Copy every line in the records below that contains the word "count".
-- start of Data shown --
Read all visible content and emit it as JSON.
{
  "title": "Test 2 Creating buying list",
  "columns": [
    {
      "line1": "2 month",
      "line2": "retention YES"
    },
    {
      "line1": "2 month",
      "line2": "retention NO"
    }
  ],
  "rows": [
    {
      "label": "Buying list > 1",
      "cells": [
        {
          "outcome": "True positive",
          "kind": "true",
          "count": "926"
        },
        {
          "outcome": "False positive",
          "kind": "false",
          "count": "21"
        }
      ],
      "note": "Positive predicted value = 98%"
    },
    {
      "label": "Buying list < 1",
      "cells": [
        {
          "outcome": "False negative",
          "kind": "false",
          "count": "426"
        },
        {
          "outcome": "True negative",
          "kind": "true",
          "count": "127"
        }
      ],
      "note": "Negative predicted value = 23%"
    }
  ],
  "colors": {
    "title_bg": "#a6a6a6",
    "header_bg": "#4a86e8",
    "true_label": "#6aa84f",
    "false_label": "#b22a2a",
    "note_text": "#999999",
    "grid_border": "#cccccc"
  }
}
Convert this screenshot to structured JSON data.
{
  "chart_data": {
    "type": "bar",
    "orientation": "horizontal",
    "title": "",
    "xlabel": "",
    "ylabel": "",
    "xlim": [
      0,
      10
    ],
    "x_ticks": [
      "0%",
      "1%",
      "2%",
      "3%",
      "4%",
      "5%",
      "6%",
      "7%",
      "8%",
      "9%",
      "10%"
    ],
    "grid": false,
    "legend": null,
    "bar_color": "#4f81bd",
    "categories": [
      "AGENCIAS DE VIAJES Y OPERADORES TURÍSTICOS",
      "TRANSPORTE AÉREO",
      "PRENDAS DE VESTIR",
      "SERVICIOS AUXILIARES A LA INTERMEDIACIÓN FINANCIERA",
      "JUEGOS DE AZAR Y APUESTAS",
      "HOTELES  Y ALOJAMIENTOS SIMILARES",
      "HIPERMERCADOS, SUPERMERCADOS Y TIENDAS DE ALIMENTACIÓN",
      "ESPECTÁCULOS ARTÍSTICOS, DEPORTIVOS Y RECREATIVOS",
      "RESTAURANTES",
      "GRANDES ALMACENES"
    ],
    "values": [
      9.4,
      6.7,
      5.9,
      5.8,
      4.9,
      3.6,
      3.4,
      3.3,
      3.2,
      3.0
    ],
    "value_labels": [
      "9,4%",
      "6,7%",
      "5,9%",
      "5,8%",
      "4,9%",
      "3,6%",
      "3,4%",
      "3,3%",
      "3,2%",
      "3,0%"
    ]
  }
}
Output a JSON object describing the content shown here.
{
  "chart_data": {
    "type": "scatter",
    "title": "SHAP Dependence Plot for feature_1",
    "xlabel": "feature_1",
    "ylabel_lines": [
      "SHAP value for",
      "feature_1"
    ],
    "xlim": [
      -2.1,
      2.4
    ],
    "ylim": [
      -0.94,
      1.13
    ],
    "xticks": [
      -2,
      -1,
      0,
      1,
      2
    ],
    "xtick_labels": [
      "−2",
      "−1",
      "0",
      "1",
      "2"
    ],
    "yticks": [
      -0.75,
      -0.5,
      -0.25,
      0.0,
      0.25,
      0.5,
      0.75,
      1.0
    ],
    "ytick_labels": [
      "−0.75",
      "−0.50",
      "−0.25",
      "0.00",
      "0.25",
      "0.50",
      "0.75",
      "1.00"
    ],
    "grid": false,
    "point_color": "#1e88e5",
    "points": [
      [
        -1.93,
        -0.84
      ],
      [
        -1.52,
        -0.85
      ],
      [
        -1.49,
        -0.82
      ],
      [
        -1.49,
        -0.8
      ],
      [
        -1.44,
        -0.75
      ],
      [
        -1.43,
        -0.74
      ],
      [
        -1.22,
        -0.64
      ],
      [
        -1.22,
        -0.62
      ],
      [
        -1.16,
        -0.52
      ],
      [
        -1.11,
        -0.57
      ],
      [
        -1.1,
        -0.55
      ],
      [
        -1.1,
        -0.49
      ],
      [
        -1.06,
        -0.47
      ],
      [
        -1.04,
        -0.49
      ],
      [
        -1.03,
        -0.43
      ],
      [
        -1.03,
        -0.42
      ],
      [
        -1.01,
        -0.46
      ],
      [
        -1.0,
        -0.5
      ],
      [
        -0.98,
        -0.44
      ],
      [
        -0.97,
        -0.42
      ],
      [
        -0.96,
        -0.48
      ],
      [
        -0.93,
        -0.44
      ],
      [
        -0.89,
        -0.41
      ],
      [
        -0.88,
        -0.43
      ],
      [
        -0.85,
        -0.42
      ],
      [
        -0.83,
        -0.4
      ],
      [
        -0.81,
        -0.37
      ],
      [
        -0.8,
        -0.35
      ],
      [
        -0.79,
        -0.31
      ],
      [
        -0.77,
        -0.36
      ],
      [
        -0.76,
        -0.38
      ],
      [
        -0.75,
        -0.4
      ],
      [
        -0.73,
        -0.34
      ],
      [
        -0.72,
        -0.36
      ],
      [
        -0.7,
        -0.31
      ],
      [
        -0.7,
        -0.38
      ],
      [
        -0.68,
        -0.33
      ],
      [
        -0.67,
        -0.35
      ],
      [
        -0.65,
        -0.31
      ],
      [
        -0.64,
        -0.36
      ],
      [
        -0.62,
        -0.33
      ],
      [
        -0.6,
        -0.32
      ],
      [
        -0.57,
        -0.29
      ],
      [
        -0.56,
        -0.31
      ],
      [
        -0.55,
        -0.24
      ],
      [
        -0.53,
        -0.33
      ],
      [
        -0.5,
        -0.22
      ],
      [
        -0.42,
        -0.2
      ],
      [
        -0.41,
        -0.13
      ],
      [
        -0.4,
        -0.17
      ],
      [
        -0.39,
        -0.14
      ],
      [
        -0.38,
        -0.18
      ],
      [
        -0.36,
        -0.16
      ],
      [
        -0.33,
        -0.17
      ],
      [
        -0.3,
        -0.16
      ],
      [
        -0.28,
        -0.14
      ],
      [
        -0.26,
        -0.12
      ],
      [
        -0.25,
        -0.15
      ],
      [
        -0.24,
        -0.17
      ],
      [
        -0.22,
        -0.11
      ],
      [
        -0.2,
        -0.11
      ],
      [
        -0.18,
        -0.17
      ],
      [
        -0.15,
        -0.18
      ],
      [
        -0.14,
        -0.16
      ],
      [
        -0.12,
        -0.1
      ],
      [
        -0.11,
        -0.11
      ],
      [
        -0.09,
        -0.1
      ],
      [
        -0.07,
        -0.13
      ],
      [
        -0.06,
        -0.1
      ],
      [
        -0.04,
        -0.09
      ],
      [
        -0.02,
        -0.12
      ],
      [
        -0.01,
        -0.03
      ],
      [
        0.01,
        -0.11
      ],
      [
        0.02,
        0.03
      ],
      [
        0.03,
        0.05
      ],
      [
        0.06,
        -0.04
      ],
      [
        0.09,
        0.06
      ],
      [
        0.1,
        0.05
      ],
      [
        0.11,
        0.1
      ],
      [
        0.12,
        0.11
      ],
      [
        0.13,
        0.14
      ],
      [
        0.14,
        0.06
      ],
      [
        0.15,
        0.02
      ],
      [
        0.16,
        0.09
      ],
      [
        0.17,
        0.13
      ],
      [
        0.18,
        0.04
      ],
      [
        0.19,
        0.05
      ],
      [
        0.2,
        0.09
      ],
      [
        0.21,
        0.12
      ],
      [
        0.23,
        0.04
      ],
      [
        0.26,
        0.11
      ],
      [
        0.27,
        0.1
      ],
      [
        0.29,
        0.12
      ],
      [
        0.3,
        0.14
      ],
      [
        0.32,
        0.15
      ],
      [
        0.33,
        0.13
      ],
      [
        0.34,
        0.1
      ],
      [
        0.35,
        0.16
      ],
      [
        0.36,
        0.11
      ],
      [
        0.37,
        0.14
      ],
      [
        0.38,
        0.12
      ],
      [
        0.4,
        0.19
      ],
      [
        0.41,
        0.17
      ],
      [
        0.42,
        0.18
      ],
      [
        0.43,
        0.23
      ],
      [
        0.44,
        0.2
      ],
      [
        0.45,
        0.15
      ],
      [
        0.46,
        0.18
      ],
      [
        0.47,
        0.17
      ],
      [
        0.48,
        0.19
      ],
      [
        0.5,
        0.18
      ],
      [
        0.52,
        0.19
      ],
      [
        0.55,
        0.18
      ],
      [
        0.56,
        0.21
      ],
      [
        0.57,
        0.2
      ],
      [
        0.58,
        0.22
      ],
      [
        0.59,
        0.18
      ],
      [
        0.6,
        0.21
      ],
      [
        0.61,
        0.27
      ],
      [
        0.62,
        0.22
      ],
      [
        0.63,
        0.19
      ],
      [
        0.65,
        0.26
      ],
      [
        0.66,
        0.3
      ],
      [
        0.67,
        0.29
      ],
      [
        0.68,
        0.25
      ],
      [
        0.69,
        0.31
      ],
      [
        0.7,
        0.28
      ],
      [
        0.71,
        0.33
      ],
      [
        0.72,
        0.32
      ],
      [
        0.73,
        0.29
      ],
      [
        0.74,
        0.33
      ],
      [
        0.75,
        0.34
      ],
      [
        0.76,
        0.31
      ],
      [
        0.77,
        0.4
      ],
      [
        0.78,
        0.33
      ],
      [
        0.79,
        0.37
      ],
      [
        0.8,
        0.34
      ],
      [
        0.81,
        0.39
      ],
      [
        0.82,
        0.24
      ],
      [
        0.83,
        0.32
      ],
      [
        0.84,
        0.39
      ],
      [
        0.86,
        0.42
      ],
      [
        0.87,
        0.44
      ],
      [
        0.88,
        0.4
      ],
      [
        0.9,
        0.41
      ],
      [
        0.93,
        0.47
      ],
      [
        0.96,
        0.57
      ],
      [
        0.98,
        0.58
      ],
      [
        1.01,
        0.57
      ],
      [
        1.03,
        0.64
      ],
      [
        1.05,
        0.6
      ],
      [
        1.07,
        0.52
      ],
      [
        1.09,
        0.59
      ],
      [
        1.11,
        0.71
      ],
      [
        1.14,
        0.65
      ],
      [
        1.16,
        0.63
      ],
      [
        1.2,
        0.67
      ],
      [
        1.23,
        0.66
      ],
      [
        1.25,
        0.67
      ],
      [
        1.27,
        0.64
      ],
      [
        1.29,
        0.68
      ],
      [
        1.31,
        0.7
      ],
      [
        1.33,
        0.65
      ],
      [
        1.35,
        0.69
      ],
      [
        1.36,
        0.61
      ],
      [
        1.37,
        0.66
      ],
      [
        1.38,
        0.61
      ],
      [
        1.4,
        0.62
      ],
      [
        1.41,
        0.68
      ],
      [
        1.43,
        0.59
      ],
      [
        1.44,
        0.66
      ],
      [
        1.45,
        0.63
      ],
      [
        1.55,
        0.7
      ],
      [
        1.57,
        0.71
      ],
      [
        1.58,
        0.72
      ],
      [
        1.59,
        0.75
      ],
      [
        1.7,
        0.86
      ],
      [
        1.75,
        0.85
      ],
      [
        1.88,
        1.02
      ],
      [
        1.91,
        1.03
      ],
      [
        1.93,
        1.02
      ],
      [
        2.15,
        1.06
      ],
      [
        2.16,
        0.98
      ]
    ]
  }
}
-- end of Data shown --
The solution -
          "count": "926"
          "count": "21"
          "count": "426"
          "count": "127"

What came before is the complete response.